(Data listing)
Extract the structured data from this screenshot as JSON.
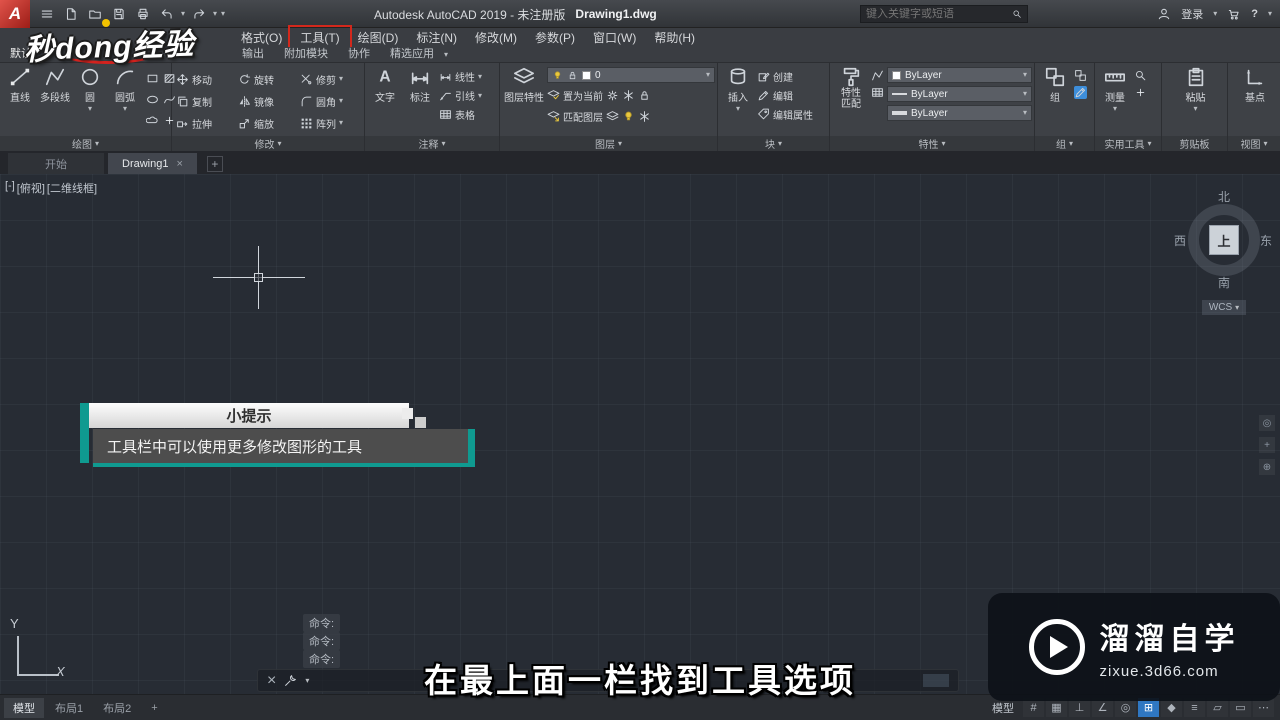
{
  "colors": {
    "highlight_red": "#d3281c",
    "accent_teal": "#0f9a90",
    "statusbar_blue": "#2f77c2",
    "canvas_bg": "#272c34"
  },
  "watermark": {
    "text": "秒dong经验"
  },
  "titlebar": {
    "app_title": "Autodesk AutoCAD 2019 - 未注册版",
    "doc_title": "Drawing1.dwg",
    "search_placeholder": "键入关键字或短语",
    "login": "登录"
  },
  "menubar": {
    "items": [
      "格式(O)",
      "工具(T)",
      "绘图(D)",
      "标注(N)",
      "修改(M)",
      "参数(P)",
      "窗口(W)",
      "帮助(H)"
    ]
  },
  "ribbon_tabs": {
    "default": "默认",
    "items": [
      "输出",
      "附加模块",
      "协作",
      "精选应用"
    ]
  },
  "ribbon": {
    "draw": {
      "label": "绘图",
      "line": "直线",
      "polyline": "多段线",
      "circle": "圆",
      "arc": "圆弧"
    },
    "modify": {
      "label": "修改",
      "move": "移动",
      "rotate": "旋转",
      "trim": "修剪",
      "copy": "复制",
      "mirror": "镜像",
      "fillet": "圆角",
      "stretch": "拉伸",
      "scale": "缩放",
      "array": "阵列"
    },
    "annotation": {
      "label": "注释",
      "text": "文字",
      "dimension": "标注",
      "linear": "线性",
      "leader": "引线",
      "table": "表格"
    },
    "layers": {
      "label": "图层",
      "properties": "图层特性",
      "current_layer": "0",
      "set_current": "置为当前",
      "match_layer": "匹配图层"
    },
    "block": {
      "label": "块",
      "insert": "插入",
      "create": "创建",
      "edit": "编辑",
      "edit_attribute": "编辑属性"
    },
    "properties": {
      "label": "特性",
      "match_line1": "特性",
      "match_line2": "匹配",
      "color": "ByLayer",
      "linetype": "ByLayer",
      "lineweight": "ByLayer"
    },
    "groups": {
      "label": "组",
      "group": "组"
    },
    "utilities": {
      "label": "实用工具",
      "measure": "测量"
    },
    "clipboard": {
      "label": "剪贴板",
      "paste": "粘贴"
    },
    "view": {
      "label": "视图",
      "base": "基点"
    }
  },
  "file_tabs": {
    "start": "开始",
    "drawing": "Drawing1",
    "add": "+"
  },
  "viewport": {
    "controls": [
      "[-]",
      "[俯视]",
      "[二维线框]"
    ]
  },
  "viewcube": {
    "north": "北",
    "south": "南",
    "east": "东",
    "west": "西",
    "top": "上",
    "wcs": "WCS"
  },
  "tip": {
    "title": "小提示",
    "body": "工具栏中可以使用更多修改图形的工具"
  },
  "ucs": {
    "x_label": "X",
    "y_label": "Y"
  },
  "command": {
    "prompt": "命令:"
  },
  "status_tabs": {
    "model": "模型",
    "layout1": "布局1",
    "layout2": "布局2",
    "add": "+"
  },
  "statusbar": {
    "model_label": "模型",
    "icon_glyphs": [
      "#",
      "▦",
      "⊥",
      "∠",
      "◎",
      "⊞",
      "◆",
      "≡",
      "▱",
      "▭",
      "⋯"
    ]
  },
  "subtitle": {
    "text": "在最上面一栏找到工具选项"
  },
  "brand": {
    "name": "溜溜自学",
    "url": "zixue.3d66.com"
  }
}
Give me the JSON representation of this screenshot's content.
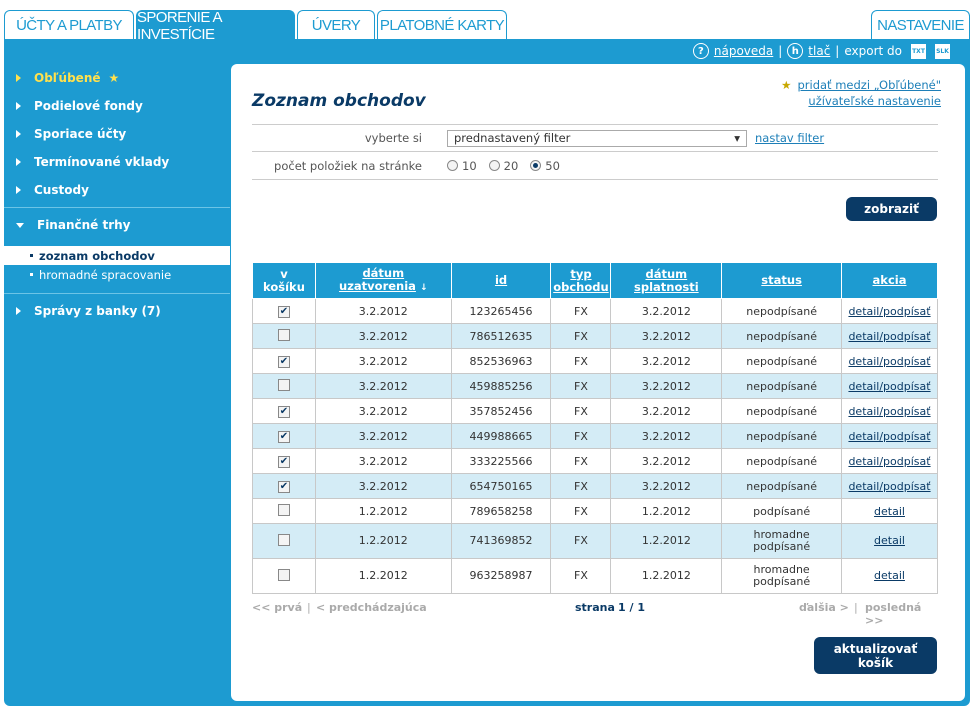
{
  "tabs": [
    {
      "label": "ÚČTY A PLATBY"
    },
    {
      "label": "SPORENIE A INVESTÍCIE"
    },
    {
      "label": "ÚVERY"
    },
    {
      "label": "PLATOBNÉ KARTY"
    },
    {
      "label": "NASTAVENIE"
    }
  ],
  "toolbar": {
    "help_icon": "?",
    "help": "nápoveda",
    "sep1": "|",
    "print_icon": "h",
    "print": "tlač",
    "sep2": "|",
    "export_label": "export do",
    "export1": "TXT",
    "export2": "SLK"
  },
  "sidebar": {
    "items": [
      {
        "label": "Obľúbené",
        "star": "★"
      },
      {
        "label": "Podielové fondy"
      },
      {
        "label": "Sporiace účty"
      },
      {
        "label": "Termínované vklady"
      },
      {
        "label": "Custody"
      },
      {
        "label": "Finančné trhy"
      },
      {
        "label": "zoznam obchodov"
      },
      {
        "label": "hromadné spracovanie"
      },
      {
        "label": "Správy z banky (7)"
      }
    ]
  },
  "page": {
    "title": "Zoznam obchodov",
    "star": "★",
    "fav_link": "pridať medzi „Obľúbené\"",
    "settings_link": "užívateľské nastavenie",
    "filter_label": "vyberte si",
    "filter_value": "prednastavený filter",
    "filter_arrow": "▾",
    "filter_link": "nastav filter",
    "count_label": "počet položiek na stránke",
    "count_options": [
      "10",
      "20",
      "50"
    ],
    "count_selected": "50",
    "show_button": "zobraziť",
    "update_button_1": "aktualizovať",
    "update_button_2": "košík"
  },
  "table": {
    "headers": {
      "basket": [
        "v",
        "košíku"
      ],
      "date_closed": [
        "dátum",
        "uzatvorenia"
      ],
      "sort_icon": "↓",
      "id": "id",
      "type": [
        "typ",
        "obchodu"
      ],
      "date_due": [
        "dátum",
        "splatnosti"
      ],
      "status": "status",
      "action": "akcia"
    },
    "check_mark": "✔",
    "rows": [
      {
        "checked": true,
        "date": "3.2.2012",
        "id": "123265456",
        "type": "FX",
        "due": "3.2.2012",
        "status": [
          "nepodpísané"
        ],
        "action": "detail/podpísať"
      },
      {
        "checked": false,
        "date": "3.2.2012",
        "id": "786512635",
        "type": "FX",
        "due": "3.2.2012",
        "status": [
          "nepodpísané"
        ],
        "action": "detail/podpísať"
      },
      {
        "checked": true,
        "date": "3.2.2012",
        "id": "852536963",
        "type": "FX",
        "due": "3.2.2012",
        "status": [
          "nepodpísané"
        ],
        "action": "detail/podpísať"
      },
      {
        "checked": false,
        "date": "3.2.2012",
        "id": "459885256",
        "type": "FX",
        "due": "3.2.2012",
        "status": [
          "nepodpísané"
        ],
        "action": "detail/podpísať"
      },
      {
        "checked": true,
        "date": "3.2.2012",
        "id": "357852456",
        "type": "FX",
        "due": "3.2.2012",
        "status": [
          "nepodpísané"
        ],
        "action": "detail/podpísať"
      },
      {
        "checked": true,
        "date": "3.2.2012",
        "id": "449988665",
        "type": "FX",
        "due": "3.2.2012",
        "status": [
          "nepodpísané"
        ],
        "action": "detail/podpísať"
      },
      {
        "checked": true,
        "date": "3.2.2012",
        "id": "333225566",
        "type": "FX",
        "due": "3.2.2012",
        "status": [
          "nepodpísané"
        ],
        "action": "detail/podpísať"
      },
      {
        "checked": true,
        "date": "3.2.2012",
        "id": "654750165",
        "type": "FX",
        "due": "3.2.2012",
        "status": [
          "nepodpísané"
        ],
        "action": "detail/podpísať"
      },
      {
        "checked": false,
        "date": "1.2.2012",
        "id": "789658258",
        "type": "FX",
        "due": "1.2.2012",
        "status": [
          "podpísané"
        ],
        "action": "detail"
      },
      {
        "checked": false,
        "date": "1.2.2012",
        "id": "741369852",
        "type": "FX",
        "due": "1.2.2012",
        "status": [
          "hromadne",
          "podpísané"
        ],
        "action": "detail"
      },
      {
        "checked": false,
        "date": "1.2.2012",
        "id": "963258987",
        "type": "FX",
        "due": "1.2.2012",
        "status": [
          "hromadne",
          "podpísané"
        ],
        "action": "detail"
      }
    ]
  },
  "pager": {
    "first": "<< prvá",
    "sep": "|",
    "prev": "< predchádzajúca",
    "page_label": "strana",
    "page_value": "1 / 1",
    "next": "ďalšia >",
    "last": "posledná >>"
  },
  "colors": {
    "accent": "#1d9bd1",
    "dark": "#0a3a66",
    "row_alt": "#d4ecf6",
    "favorite": "#ffe14d"
  }
}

Exercise instructions
Copy each line from the records above that includes the string "this".

Solution to the problem
Extract the structured data from this screenshot as JSON.
Give me the JSON representation of this screenshot's content.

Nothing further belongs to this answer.